Please list all lines of the material below in which the string "color" occurs.

(Records from a dataset)
++++++++
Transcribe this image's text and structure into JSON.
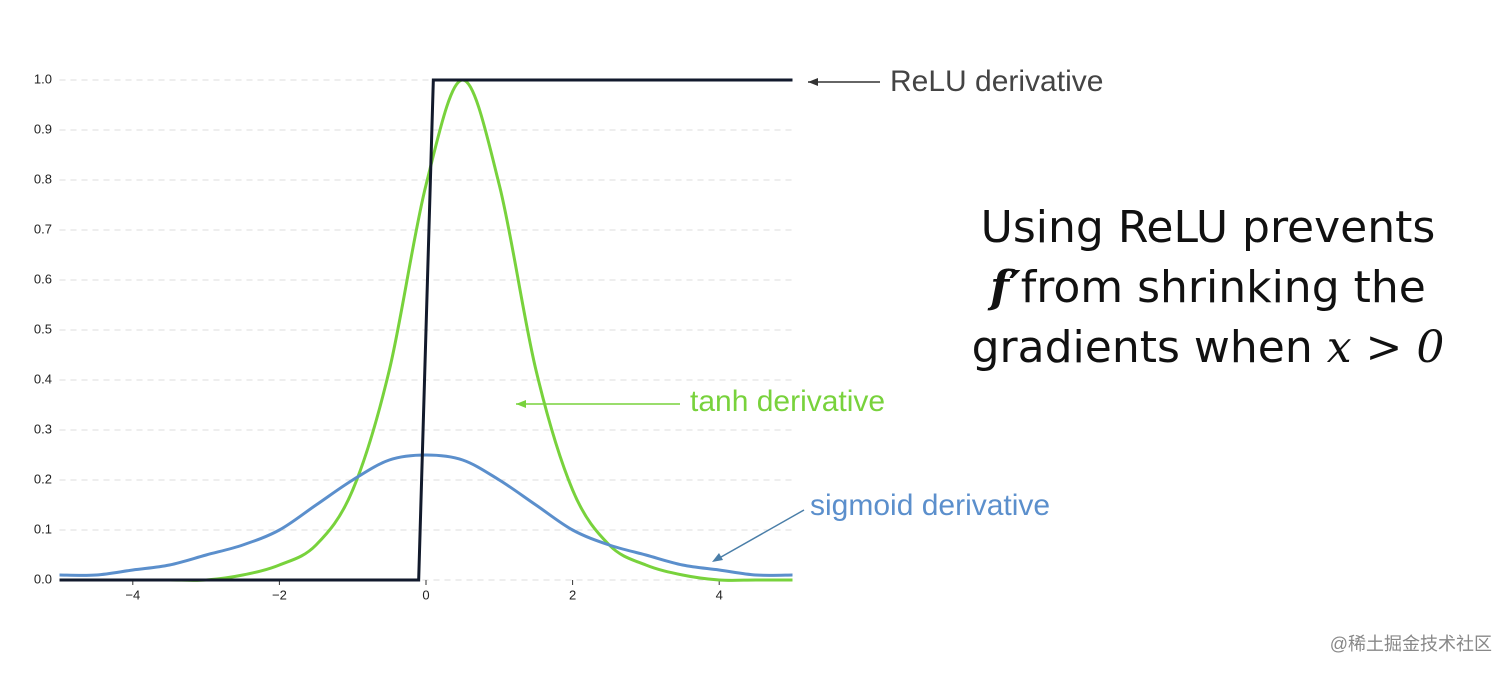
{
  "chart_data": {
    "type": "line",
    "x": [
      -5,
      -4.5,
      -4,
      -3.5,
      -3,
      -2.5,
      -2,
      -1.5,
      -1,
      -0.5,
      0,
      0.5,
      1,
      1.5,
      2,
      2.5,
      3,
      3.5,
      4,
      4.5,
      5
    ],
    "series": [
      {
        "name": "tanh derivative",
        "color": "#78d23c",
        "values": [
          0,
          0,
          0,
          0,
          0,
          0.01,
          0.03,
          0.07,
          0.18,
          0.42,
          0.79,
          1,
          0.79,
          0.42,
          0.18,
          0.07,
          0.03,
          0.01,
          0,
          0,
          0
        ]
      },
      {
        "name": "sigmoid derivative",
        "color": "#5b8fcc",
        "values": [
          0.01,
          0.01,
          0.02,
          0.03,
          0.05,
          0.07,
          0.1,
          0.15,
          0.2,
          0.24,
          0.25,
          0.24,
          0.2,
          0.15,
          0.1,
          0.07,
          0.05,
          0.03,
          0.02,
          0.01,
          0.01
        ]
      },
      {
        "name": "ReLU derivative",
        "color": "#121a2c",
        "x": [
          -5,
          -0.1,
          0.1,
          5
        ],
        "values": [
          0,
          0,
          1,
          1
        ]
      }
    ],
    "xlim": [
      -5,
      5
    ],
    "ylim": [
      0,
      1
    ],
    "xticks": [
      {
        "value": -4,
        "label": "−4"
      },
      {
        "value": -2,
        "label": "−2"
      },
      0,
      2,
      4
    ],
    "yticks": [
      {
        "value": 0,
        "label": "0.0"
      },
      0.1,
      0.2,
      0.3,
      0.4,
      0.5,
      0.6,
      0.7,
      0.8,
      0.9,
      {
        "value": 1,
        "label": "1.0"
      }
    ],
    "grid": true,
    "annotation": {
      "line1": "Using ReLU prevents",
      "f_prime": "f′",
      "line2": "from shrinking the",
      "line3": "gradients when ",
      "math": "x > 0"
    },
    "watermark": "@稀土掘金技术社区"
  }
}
++++++++
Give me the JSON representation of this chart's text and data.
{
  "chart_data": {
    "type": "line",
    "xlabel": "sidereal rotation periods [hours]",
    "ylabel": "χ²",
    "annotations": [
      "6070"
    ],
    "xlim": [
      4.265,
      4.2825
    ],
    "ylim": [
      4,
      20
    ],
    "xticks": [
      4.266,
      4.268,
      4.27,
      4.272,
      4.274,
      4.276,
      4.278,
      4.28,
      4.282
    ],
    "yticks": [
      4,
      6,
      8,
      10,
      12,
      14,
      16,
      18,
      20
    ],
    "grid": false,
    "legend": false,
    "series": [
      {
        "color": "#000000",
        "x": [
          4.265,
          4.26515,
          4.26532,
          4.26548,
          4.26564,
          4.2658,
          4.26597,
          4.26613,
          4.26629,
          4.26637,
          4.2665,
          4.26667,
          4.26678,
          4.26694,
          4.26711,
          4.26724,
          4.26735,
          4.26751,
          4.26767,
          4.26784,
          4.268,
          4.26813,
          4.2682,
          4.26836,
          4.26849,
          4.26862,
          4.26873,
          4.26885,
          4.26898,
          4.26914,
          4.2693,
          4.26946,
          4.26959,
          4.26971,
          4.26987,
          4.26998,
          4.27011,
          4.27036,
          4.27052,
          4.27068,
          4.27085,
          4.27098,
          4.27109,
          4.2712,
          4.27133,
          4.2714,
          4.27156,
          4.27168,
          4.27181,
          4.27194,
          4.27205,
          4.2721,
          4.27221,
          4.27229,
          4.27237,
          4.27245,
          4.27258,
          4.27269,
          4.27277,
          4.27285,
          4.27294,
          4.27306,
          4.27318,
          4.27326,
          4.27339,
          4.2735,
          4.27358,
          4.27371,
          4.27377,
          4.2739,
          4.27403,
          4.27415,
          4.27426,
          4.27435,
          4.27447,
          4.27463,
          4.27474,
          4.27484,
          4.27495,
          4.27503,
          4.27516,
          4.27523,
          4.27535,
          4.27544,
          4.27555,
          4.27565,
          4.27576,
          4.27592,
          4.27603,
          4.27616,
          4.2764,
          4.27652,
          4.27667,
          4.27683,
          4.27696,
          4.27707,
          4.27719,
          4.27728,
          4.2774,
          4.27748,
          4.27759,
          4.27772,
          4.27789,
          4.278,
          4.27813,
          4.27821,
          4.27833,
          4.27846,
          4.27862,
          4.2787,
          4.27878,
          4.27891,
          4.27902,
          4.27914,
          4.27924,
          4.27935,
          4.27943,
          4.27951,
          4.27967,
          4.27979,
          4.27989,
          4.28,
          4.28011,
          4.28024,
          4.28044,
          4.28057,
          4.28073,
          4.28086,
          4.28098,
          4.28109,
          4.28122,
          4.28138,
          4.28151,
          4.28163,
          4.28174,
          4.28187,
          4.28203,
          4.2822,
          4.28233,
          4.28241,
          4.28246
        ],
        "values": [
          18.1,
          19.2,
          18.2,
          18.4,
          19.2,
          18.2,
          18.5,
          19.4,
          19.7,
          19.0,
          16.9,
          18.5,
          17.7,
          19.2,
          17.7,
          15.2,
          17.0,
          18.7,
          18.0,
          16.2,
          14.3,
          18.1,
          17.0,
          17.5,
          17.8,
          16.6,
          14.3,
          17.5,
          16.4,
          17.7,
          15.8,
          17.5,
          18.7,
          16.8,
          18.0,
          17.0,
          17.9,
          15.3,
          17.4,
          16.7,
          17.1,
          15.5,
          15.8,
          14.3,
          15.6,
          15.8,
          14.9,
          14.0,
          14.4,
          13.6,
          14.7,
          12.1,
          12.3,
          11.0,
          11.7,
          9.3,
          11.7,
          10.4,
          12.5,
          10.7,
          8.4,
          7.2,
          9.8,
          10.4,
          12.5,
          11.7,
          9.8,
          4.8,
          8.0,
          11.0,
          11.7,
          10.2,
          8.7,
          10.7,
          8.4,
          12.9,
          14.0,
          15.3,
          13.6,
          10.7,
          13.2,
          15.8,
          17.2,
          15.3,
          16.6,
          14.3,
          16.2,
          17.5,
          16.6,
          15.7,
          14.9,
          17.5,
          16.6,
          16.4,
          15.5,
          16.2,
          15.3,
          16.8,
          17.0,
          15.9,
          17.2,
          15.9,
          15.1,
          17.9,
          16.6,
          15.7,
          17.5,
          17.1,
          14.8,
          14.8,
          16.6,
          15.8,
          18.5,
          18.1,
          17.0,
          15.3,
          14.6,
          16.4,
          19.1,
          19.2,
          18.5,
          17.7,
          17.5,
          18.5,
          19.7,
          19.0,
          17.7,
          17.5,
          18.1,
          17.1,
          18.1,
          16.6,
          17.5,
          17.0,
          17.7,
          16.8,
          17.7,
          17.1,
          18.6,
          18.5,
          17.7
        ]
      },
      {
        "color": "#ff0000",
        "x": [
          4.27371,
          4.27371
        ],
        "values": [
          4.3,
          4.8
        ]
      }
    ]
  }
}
++++++++
(Exercise response)
        "color": "#78d23c",
        "color": "#5b8fcc",
        "color": "#121a2c",
        "color": "#000000",
        "color": "#ff0000",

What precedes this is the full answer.